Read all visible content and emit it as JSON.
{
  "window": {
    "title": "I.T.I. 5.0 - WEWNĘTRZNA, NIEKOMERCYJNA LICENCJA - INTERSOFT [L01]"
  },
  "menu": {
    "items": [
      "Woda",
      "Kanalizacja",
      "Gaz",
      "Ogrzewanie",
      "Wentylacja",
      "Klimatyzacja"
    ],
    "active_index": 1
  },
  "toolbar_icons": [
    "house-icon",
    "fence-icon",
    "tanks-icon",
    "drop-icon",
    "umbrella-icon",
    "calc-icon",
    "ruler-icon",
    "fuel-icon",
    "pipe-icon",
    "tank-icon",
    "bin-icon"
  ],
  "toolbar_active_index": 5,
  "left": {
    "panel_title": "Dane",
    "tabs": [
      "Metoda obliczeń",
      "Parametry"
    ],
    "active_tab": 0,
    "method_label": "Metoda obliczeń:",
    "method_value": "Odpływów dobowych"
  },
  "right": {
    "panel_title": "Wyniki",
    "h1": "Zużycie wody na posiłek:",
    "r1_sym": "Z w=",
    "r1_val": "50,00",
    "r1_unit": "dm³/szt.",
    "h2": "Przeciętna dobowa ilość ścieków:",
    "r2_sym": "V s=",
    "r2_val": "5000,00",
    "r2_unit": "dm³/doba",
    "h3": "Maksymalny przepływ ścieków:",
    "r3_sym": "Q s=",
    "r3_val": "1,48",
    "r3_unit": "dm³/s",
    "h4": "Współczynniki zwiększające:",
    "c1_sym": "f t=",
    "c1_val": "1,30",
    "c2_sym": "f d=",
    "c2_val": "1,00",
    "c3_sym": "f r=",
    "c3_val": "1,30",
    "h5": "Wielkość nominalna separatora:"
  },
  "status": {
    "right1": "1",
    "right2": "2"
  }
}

++++++

__Written task__
Output each record precisely as given.

__Exercise solution__
Read all visible content and emit it as JSON.
{
  "window": {
    "title": "I.T.I. 5.0 - WEWNĘTRZNA, NIEKOMERCYJNA LICENCJA - INTERSOFT [L01]"
  },
  "menu": {
    "items": [
      "Woda",
      "Kanalizacja",
      "Gaz",
      "Ogrzewanie",
      "Wentylacja",
      "Klimatyzacja"
    ],
    "active_index": 1
  },
  "toolbar_icons": [
    "house-icon",
    "fence-icon",
    "tanks-icon",
    "drop-icon",
    "umbrella-icon",
    "calc-icon",
    "ruler-icon",
    "fuel-icon",
    "pipe-icon",
    "tank-icon",
    "bin-icon"
  ],
  "toolbar_active_index": 5,
  "left": {
    "panel_title": "Dane",
    "tabs": [
      "Metoda obliczeń",
      "Parametry"
    ],
    "active_tab": 0,
    "method_label": "Metoda obliczeń:",
    "method_value": "Odpływów dobowych"
  },
  "right": {
    "panel_title": "Wyniki",
    "h1": "Zużycie wody na posiłek:",
    "r1_sym": "Z w=",
    "r1_val": "50,00",
    "r1_unit": "dm³/szt.",
    "h2": "Przeciętna dobowa ilość ścieków:",
    "r2_sym": "V s=",
    "r2_val": "5000,00",
    "r2_unit": "dm³/doba",
    "h3": "Maksymalny przepływ ścieków:",
    "r3_sym": "Q s=",
    "r3_val": "1,48",
    "r3_unit": "dm³/s",
    "h4": "Współczynniki zwiększające:",
    "c1_sym": "f t=",
    "c1_val": "1,30",
    "c2_sym": "f d=",
    "c2_val": "1,00",
    "c3_sym": "f r=",
    "c3_val": "1,30",
    "h5": "Wielkość nominalna separatora:"
  },
  "status": {
    "right1": "1",
    "right2": "2"
  }
}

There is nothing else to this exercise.